Job ::
Pick out the lines containing "this".

Stored data entries ::
◆ ◆ ◆ ◆ ◆ ◆ ◆

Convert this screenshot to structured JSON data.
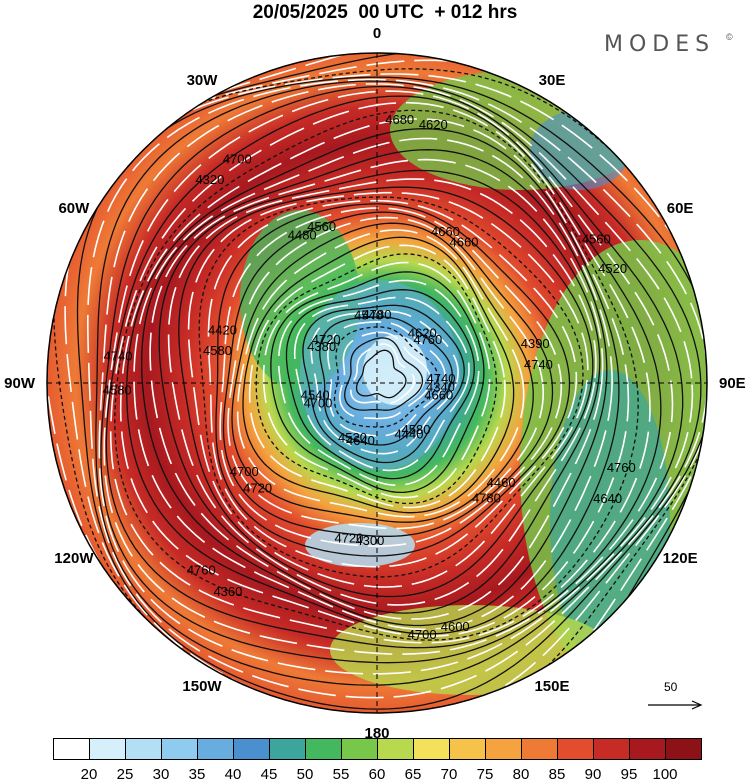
{
  "title": "20/05/2025  00 UTC  + 012 hrs",
  "brand": "MODES",
  "brand_mark": "©",
  "longitude_labels": [
    {
      "text": "0",
      "deg": 0
    },
    {
      "text": "30E",
      "deg": 30
    },
    {
      "text": "60E",
      "deg": 60
    },
    {
      "text": "90E",
      "deg": 90
    },
    {
      "text": "120E",
      "deg": 120
    },
    {
      "text": "150E",
      "deg": 150
    },
    {
      "text": "180",
      "deg": 180
    },
    {
      "text": "150W",
      "deg": -150
    },
    {
      "text": "120W",
      "deg": -120
    },
    {
      "text": "90W",
      "deg": -90
    },
    {
      "text": "60W",
      "deg": -60
    },
    {
      "text": "30W",
      "deg": -30
    }
  ],
  "contour_labels": [
    "4740",
    "4720",
    "4680",
    "4580",
    "4580",
    "4560",
    "4640",
    "4480",
    "4760",
    "4700",
    "4660",
    "4600",
    "4380",
    "4390",
    "4360",
    "4540",
    "4460",
    "4580",
    "4620",
    "4300",
    "4320",
    "4340",
    "4700",
    "4620",
    "4440",
    "4420",
    "4520",
    "4520",
    "4560",
    "4640",
    "4540",
    "4660",
    "4700",
    "4720",
    "4740",
    "4760",
    "4780",
    "4780",
    "4740",
    "4760",
    "4720",
    "4700",
    "4660"
  ],
  "colorbar": {
    "labels": [
      "20",
      "25",
      "30",
      "35",
      "40",
      "45",
      "50",
      "55",
      "60",
      "65",
      "70",
      "75",
      "80",
      "85",
      "90",
      "95",
      "100"
    ],
    "colors": [
      "#ffffff",
      "#d6f0fb",
      "#b3dff5",
      "#8ecbee",
      "#67addf",
      "#4a90cf",
      "#3da69c",
      "#44b85e",
      "#77c74a",
      "#b8d84d",
      "#f3e15b",
      "#f6c24a",
      "#f4a33e",
      "#ee7a36",
      "#e24d2e",
      "#c72b26",
      "#a7191f",
      "#8c1218"
    ]
  },
  "wind_scale_label": "50"
}
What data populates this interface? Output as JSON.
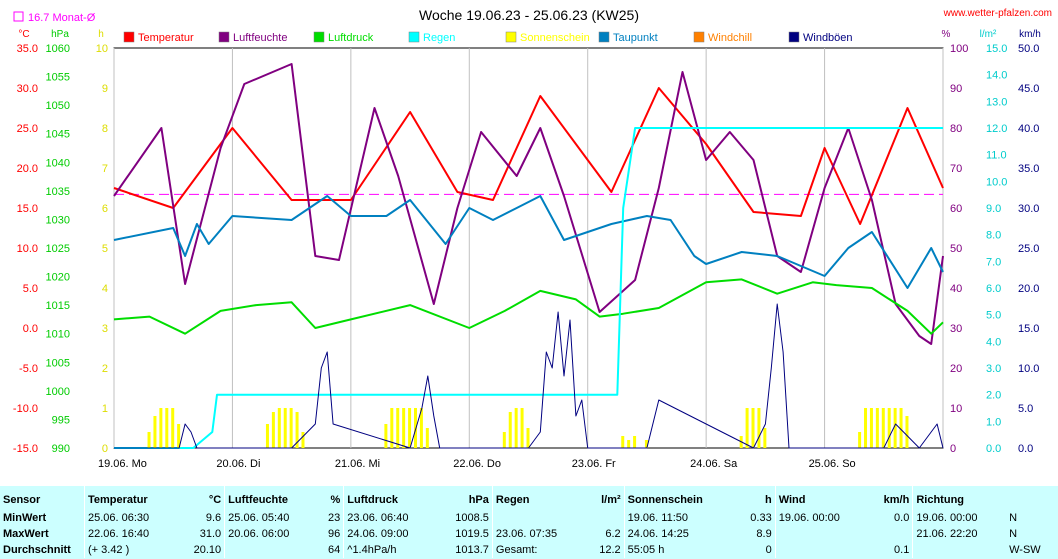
{
  "header": {
    "title": "Woche 19.06.23 - 25.06.23 (KW25)",
    "site": "www.wetter-pfalzen.com",
    "monthly_avg_label": "16.7 Monat-Ø"
  },
  "chart_data": {
    "type": "line",
    "title": "Woche 19.06.23 - 25.06.23 (KW25)",
    "x_labels": [
      "19.06. Mo",
      "20.06. Di",
      "21.06. Mi",
      "22.06. Do",
      "23.06. Fr",
      "24.06. Sa",
      "25.06. So"
    ],
    "axes": {
      "temp": {
        "unit": "°C",
        "range": [
          -15,
          35
        ],
        "ticks": [
          "35.0",
          "30.0",
          "25.0",
          "20.0",
          "15.0",
          "10.0",
          "5.0",
          "0.0",
          "-5.0",
          "-10.0",
          "-15.0"
        ],
        "color": "#ff0000"
      },
      "pressure": {
        "unit": "hPa",
        "range": [
          990,
          1060
        ],
        "ticks": [
          "1060",
          "1055",
          "1050",
          "1045",
          "1040",
          "1035",
          "1030",
          "1025",
          "1020",
          "1015",
          "1010",
          "1005",
          "1000",
          "995",
          "990"
        ],
        "color": "#00cc00"
      },
      "sun": {
        "unit": "h",
        "range": [
          0,
          10
        ],
        "ticks": [
          "10",
          "9",
          "8",
          "7",
          "6",
          "5",
          "4",
          "3",
          "2",
          "1",
          "0"
        ],
        "color": "#dddd00"
      },
      "humidity": {
        "unit": "%",
        "range": [
          0,
          100
        ],
        "ticks": [
          "100",
          "90",
          "80",
          "70",
          "60",
          "50",
          "40",
          "30",
          "20",
          "10",
          "0"
        ],
        "color": "#800080"
      },
      "rain": {
        "unit": "l/m²",
        "range": [
          0,
          15
        ],
        "ticks": [
          "15.0",
          "14.0",
          "13.0",
          "12.0",
          "11.0",
          "10.0",
          "9.0",
          "8.0",
          "7.0",
          "6.0",
          "5.0",
          "4.0",
          "3.0",
          "2.0",
          "1.0",
          "0.0"
        ],
        "color": "#00cccc"
      },
      "wind": {
        "unit": "km/h",
        "range": [
          0,
          50
        ],
        "ticks": [
          "50.0",
          "45.0",
          "40.0",
          "35.0",
          "30.0",
          "25.0",
          "20.0",
          "15.0",
          "10.0",
          "5.0",
          "0.0"
        ],
        "color": "#000080"
      }
    },
    "monthly_avg_temp": 16.7,
    "legend": [
      {
        "name": "Temperatur",
        "color": "#ff0000"
      },
      {
        "name": "Luftfeuchte",
        "color": "#800080"
      },
      {
        "name": "Luftdruck",
        "color": "#00dd00"
      },
      {
        "name": "Regen",
        "color": "#00ffff"
      },
      {
        "name": "Sonnenschein",
        "color": "#ffff00"
      },
      {
        "name": "Taupunkt",
        "color": "#0080c0"
      },
      {
        "name": "Windchill",
        "color": "#ff8000"
      },
      {
        "name": "Windböen",
        "color": "#000080"
      }
    ],
    "series": [
      {
        "key": "temp",
        "axis": "temp",
        "color": "#ff0000",
        "x": [
          0,
          0.5,
          1,
          1.5,
          2,
          2.5,
          2.9,
          3.2,
          3.6,
          4,
          4.2,
          4.6,
          5,
          5.4,
          5.8,
          6,
          6.3,
          6.7,
          7
        ],
        "values": [
          17.5,
          15,
          25,
          16,
          16,
          27,
          17,
          16,
          29,
          21,
          17,
          30,
          23,
          14.5,
          14,
          22.5,
          13,
          27.5,
          17.5
        ]
      },
      {
        "key": "humidity",
        "axis": "humidity",
        "color": "#800080",
        "x": [
          0,
          0.4,
          0.6,
          0.9,
          1.1,
          1.5,
          1.7,
          1.9,
          2.2,
          2.4,
          2.7,
          2.9,
          3.1,
          3.4,
          3.6,
          3.8,
          4.1,
          4.4,
          4.6,
          4.8,
          5,
          5.2,
          5.4,
          5.6,
          5.8,
          6,
          6.2,
          6.4,
          6.6,
          6.8,
          6.9,
          7
        ],
        "values": [
          63,
          80,
          41,
          75,
          91,
          96,
          48,
          47,
          85,
          68,
          36,
          60,
          79,
          68,
          80,
          63,
          34,
          42,
          65,
          94,
          72,
          79,
          72,
          48,
          44,
          65,
          80,
          62,
          36,
          28,
          26,
          48
        ]
      },
      {
        "key": "pressure",
        "axis": "pressure",
        "color": "#00dd00",
        "x": [
          0,
          0.3,
          0.6,
          0.9,
          1.2,
          1.5,
          1.7,
          2,
          2.5,
          3,
          3.3,
          3.6,
          3.9,
          4.1,
          4.3,
          4.6,
          5,
          5.3,
          5.6,
          5.9,
          6.1,
          6.4,
          6.7,
          6.9,
          7
        ],
        "values": [
          1012.5,
          1013,
          1010,
          1014,
          1015,
          1015.5,
          1011,
          1012.5,
          1015,
          1011,
          1014,
          1017.5,
          1016,
          1013,
          1013.5,
          1014.5,
          1019,
          1019.5,
          1017,
          1019,
          1018.5,
          1018,
          1014,
          1010,
          1012
        ]
      },
      {
        "key": "dewpoint",
        "axis": "temp",
        "color": "#0080c0",
        "x": [
          0,
          0.5,
          0.6,
          0.7,
          0.8,
          1,
          1.5,
          1.8,
          2,
          2.3,
          2.5,
          2.8,
          3,
          3.2,
          3.4,
          3.6,
          3.8,
          4,
          4.2,
          4.5,
          4.7,
          4.9,
          5,
          5.3,
          5.6,
          6,
          6.2,
          6.4,
          6.7,
          6.9,
          7
        ],
        "values": [
          11,
          12.5,
          9,
          13,
          10.5,
          14,
          13.5,
          16.5,
          14,
          14,
          16,
          10.5,
          15,
          13.5,
          15,
          16.5,
          11,
          12,
          13,
          14,
          13.5,
          9,
          8,
          9.5,
          9,
          6.5,
          10,
          12,
          5,
          10,
          7
        ]
      },
      {
        "key": "rain",
        "axis": "rain",
        "color": "#00ffff",
        "x": [
          0,
          0.67,
          0.83,
          0.87,
          4.25,
          4.3,
          4.4,
          5,
          6,
          7
        ],
        "values": [
          0,
          0,
          0.6,
          2.0,
          2.0,
          9.0,
          12.0,
          12.0,
          12.0,
          12.0
        ]
      },
      {
        "key": "sunshine",
        "axis": "sun",
        "type": "bar",
        "color": "#ffff00",
        "x": [
          0.3,
          0.35,
          0.4,
          0.45,
          0.5,
          0.55,
          1.3,
          1.35,
          1.4,
          1.45,
          1.5,
          1.55,
          1.6,
          2.3,
          2.35,
          2.4,
          2.45,
          2.5,
          2.55,
          2.6,
          2.65,
          3.3,
          3.35,
          3.4,
          3.45,
          3.5,
          4.3,
          4.35,
          4.4,
          4.5,
          5.3,
          5.35,
          5.4,
          5.45,
          5.5,
          6.3,
          6.35,
          6.4,
          6.45,
          6.5,
          6.55,
          6.6,
          6.65,
          6.7
        ],
        "values": [
          0.4,
          0.8,
          1,
          1,
          1,
          0.6,
          0.6,
          0.9,
          1,
          1,
          1,
          0.9,
          0.4,
          0.6,
          1,
          1,
          1,
          1,
          1,
          1,
          0.5,
          0.4,
          0.9,
          1,
          1,
          0.5,
          0.3,
          0.2,
          0.3,
          0.2,
          0.3,
          1,
          1,
          1,
          0.5,
          0.4,
          1,
          1,
          1,
          1,
          1,
          1,
          1,
          0.8
        ]
      },
      {
        "key": "gusts",
        "axis": "wind",
        "color": "#000080",
        "x": [
          0,
          0.55,
          0.6,
          0.65,
          0.7,
          1.5,
          1.7,
          1.75,
          1.8,
          1.85,
          2.5,
          2.6,
          2.65,
          2.7,
          2.75,
          3.5,
          3.6,
          3.65,
          3.7,
          3.75,
          3.8,
          3.85,
          3.9,
          3.95,
          4.0,
          4.5,
          4.6,
          5.4,
          5.5,
          5.55,
          5.6,
          5.65,
          5.7,
          6.0,
          6.5,
          6.6,
          6.8,
          6.95,
          7
        ],
        "values": [
          0,
          0,
          3,
          2,
          0,
          0,
          3,
          10,
          12,
          3,
          0,
          5,
          9,
          4,
          0,
          0,
          2,
          12,
          10,
          17,
          9,
          16,
          4,
          6,
          0,
          0,
          6,
          0,
          3,
          10,
          18,
          12,
          0,
          0,
          0,
          3,
          0,
          3,
          0
        ]
      }
    ]
  },
  "stats": {
    "headers": [
      "Sensor",
      "Temperatur",
      "°C",
      "Luftfeuchte",
      "%",
      "Luftdruck",
      "hPa",
      "Regen",
      "l/m²",
      "Sonnenschein",
      "h",
      "Wind",
      "km/h",
      "Richtung"
    ],
    "rows": [
      {
        "label": "MinWert",
        "cells": [
          "25.06.  06:30",
          "9.6",
          "25.06.  05:40",
          "23",
          "23.06.  06:40",
          "1008.5",
          "",
          "",
          "19.06.  11:50",
          "0.33",
          "19.06.  00:00",
          "0.0",
          "19.06.  00:00",
          "N"
        ]
      },
      {
        "label": "MaxWert",
        "cells": [
          "22.06.  16:40",
          "31.0",
          "20.06.  06:00",
          "96",
          "24.06.  09:00",
          "1019.5",
          "23.06.  07:35",
          "6.2",
          "24.06.  14:25",
          "8.9",
          "",
          "",
          "21.06.  22:20",
          "N"
        ]
      },
      {
        "label": "Durchschnitt",
        "cells": [
          "(+ 3.42 )",
          "20.10",
          "",
          "64",
          "^1.4hPa/h",
          "1013.7",
          "Gesamt:",
          "12.2",
          "55:05 h",
          "0",
          "",
          "0.1",
          "",
          "W-SW"
        ]
      }
    ]
  }
}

◆ ◆ ◆ ◆ ◆ ◆ ◆

Worked answer ::
Convert this screenshot to structured JSON data.
What data populates this interface? Output as JSON.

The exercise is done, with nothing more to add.